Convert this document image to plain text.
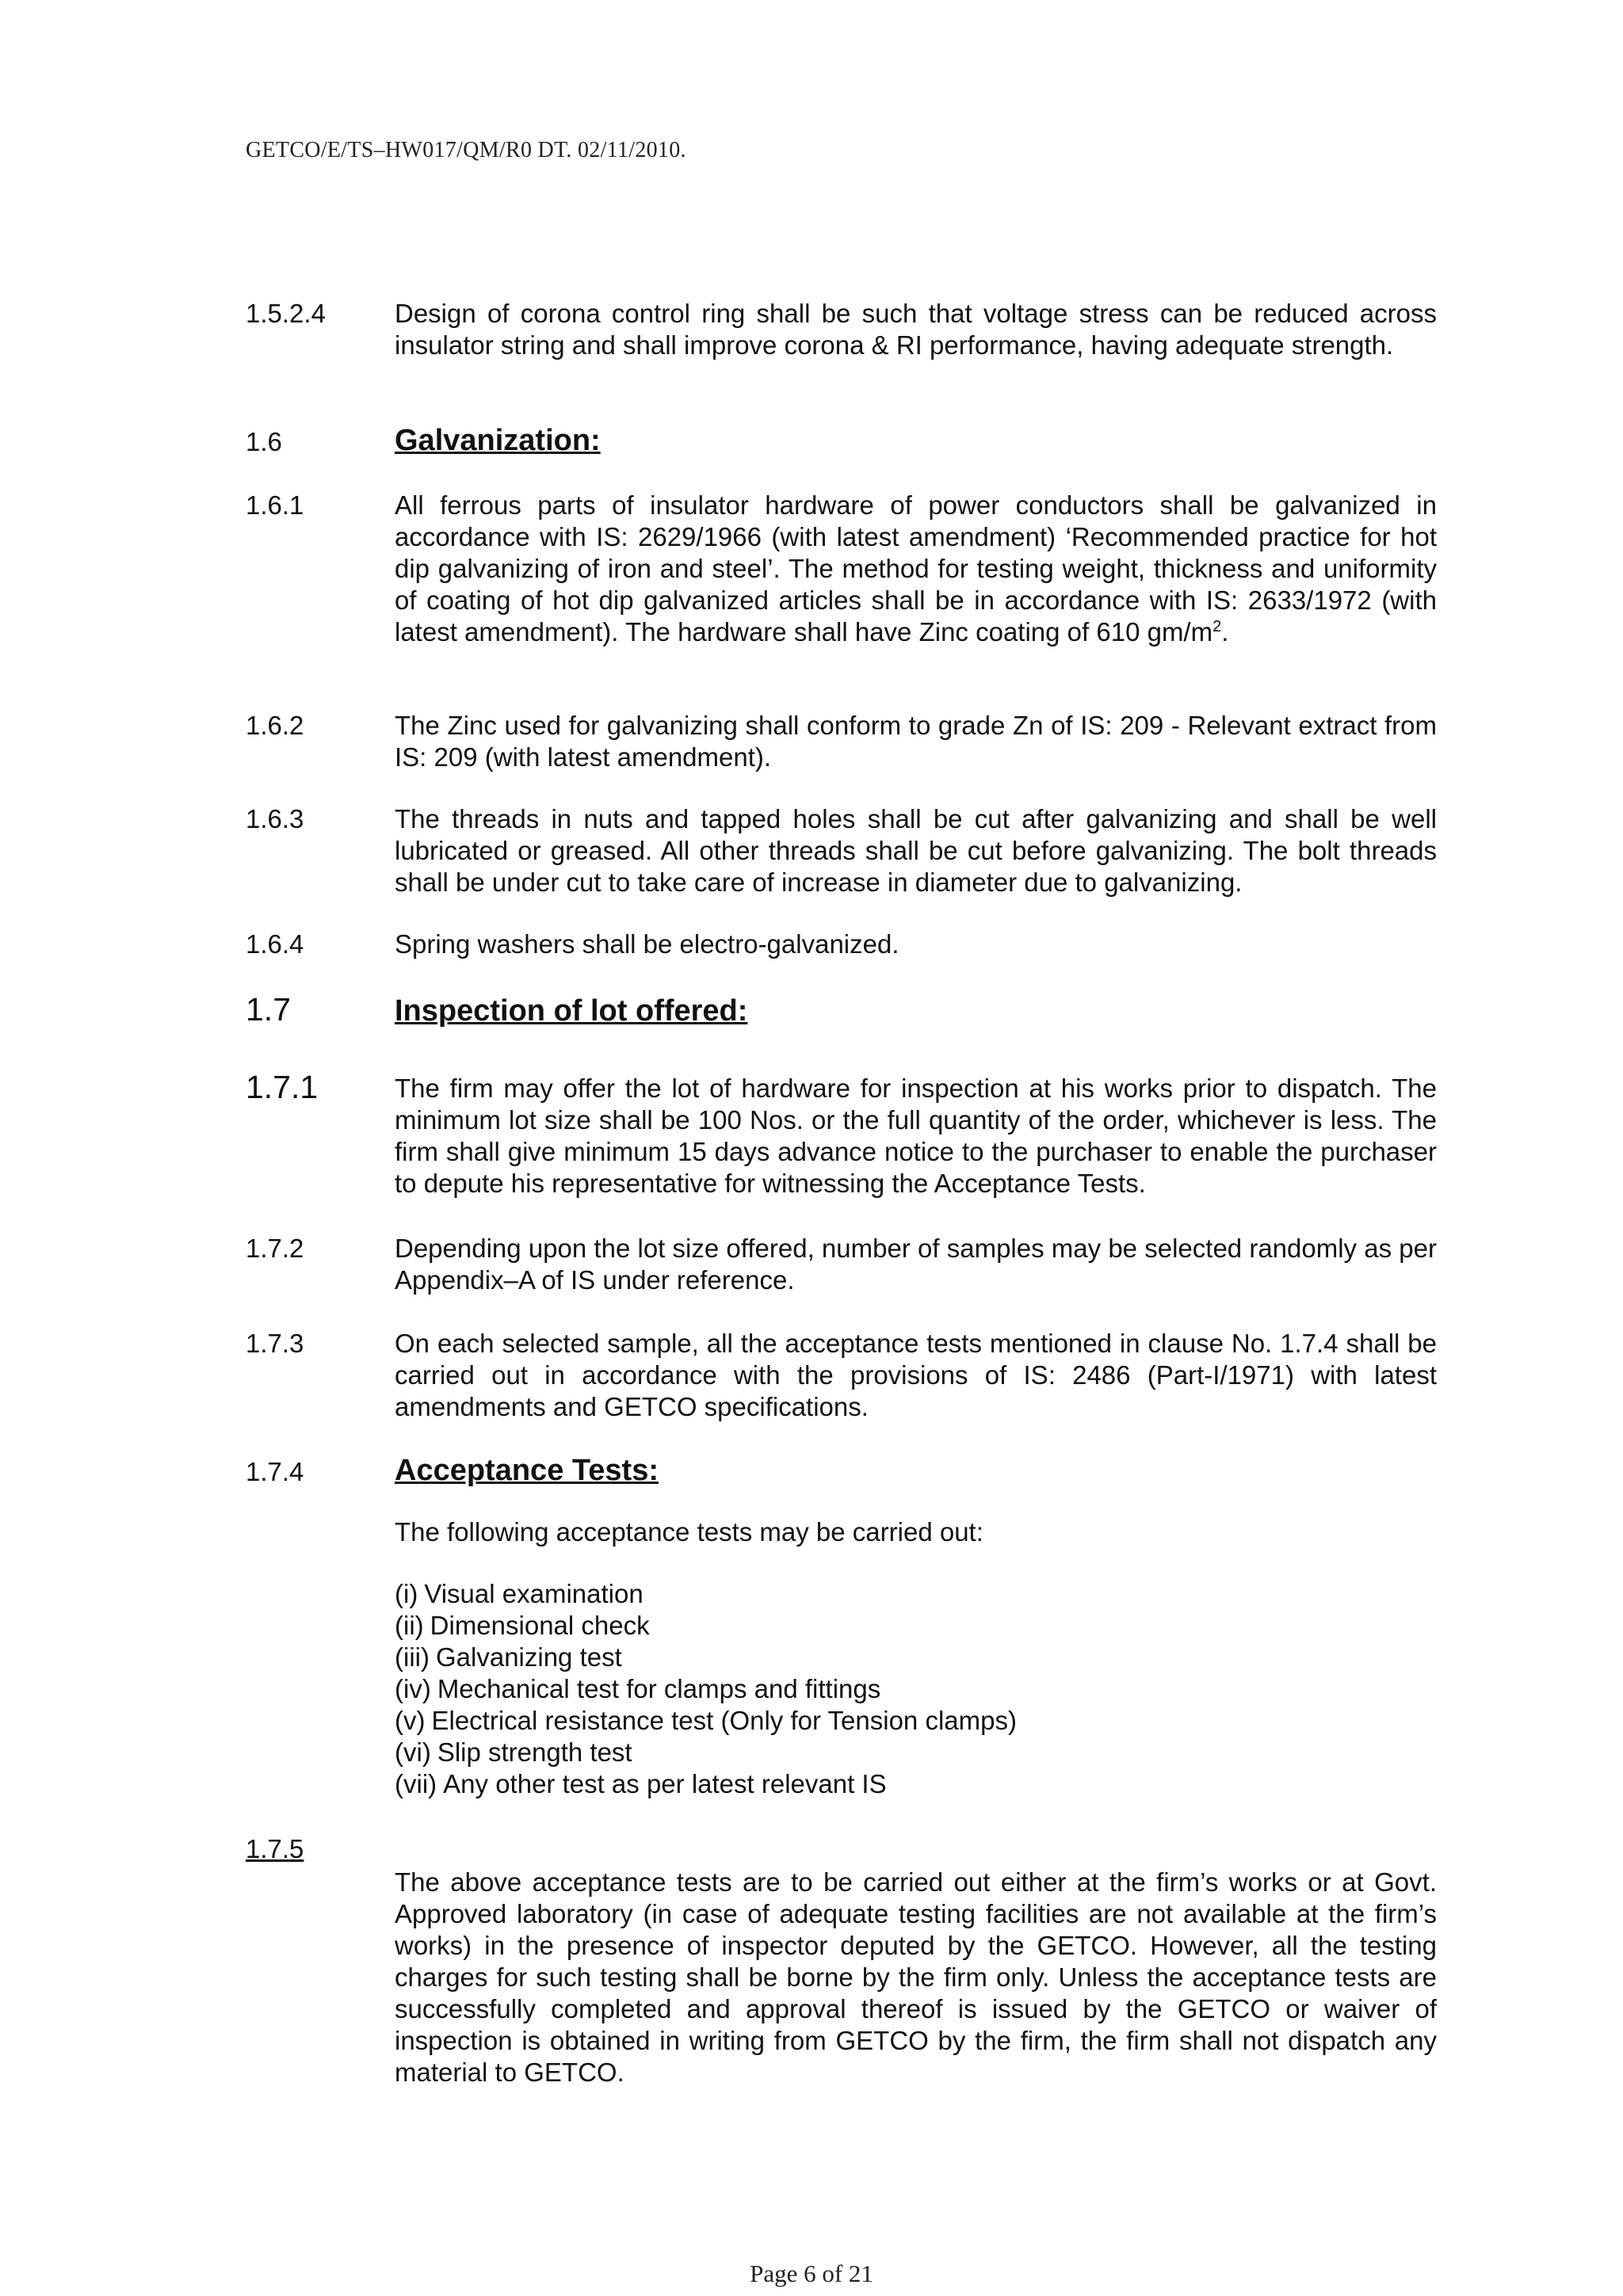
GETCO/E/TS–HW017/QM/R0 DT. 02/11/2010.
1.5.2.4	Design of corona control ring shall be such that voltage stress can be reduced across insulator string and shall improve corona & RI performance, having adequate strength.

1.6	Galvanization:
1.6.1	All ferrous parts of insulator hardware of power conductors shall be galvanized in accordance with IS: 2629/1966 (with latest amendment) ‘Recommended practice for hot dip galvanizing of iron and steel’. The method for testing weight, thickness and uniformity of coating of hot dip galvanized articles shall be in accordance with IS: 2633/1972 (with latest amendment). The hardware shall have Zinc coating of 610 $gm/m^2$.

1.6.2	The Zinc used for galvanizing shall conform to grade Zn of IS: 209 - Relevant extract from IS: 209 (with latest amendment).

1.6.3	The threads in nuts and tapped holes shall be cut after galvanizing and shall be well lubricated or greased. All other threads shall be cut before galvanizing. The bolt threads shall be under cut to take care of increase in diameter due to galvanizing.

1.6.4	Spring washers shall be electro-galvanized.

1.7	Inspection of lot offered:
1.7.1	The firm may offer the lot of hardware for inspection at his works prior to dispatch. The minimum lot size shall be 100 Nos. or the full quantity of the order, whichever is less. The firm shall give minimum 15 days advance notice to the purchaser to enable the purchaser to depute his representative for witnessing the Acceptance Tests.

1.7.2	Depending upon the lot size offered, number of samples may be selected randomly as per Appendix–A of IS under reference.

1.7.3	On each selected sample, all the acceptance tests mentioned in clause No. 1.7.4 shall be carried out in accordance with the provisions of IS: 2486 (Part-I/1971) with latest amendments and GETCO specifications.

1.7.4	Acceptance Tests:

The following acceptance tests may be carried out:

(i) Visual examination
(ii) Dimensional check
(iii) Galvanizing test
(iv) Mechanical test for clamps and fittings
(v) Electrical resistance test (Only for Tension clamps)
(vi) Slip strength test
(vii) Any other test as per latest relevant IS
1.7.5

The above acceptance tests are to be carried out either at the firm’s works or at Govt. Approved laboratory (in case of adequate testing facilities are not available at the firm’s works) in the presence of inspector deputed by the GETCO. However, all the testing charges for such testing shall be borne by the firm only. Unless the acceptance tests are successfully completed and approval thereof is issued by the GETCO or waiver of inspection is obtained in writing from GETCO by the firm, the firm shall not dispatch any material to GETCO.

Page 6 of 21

---

SET EXERCISE —
In the records above, find each line that holds the word "insulator"; copy all such lines.

RESPONSE TO THE TASK —
1.5.2.4	Design of corona control ring shall be such that voltage stress can be reduced across insulator string and shall improve corona & RI performance, having adequate strength.
1.6.1	All ferrous parts of insulator hardware of power conductors shall be galvanized in accordance with IS: 2629/1966 (with latest amendment) ‘Recommended practice for hot dip galvanizing of iron and steel’. The method for testing weight, thickness and uniformity of coating of hot dip galvanized articles shall be in accordance with IS: 2633/1972 (with latest amendment). The hardware shall have Zinc coating of 610 $gm/m^2$.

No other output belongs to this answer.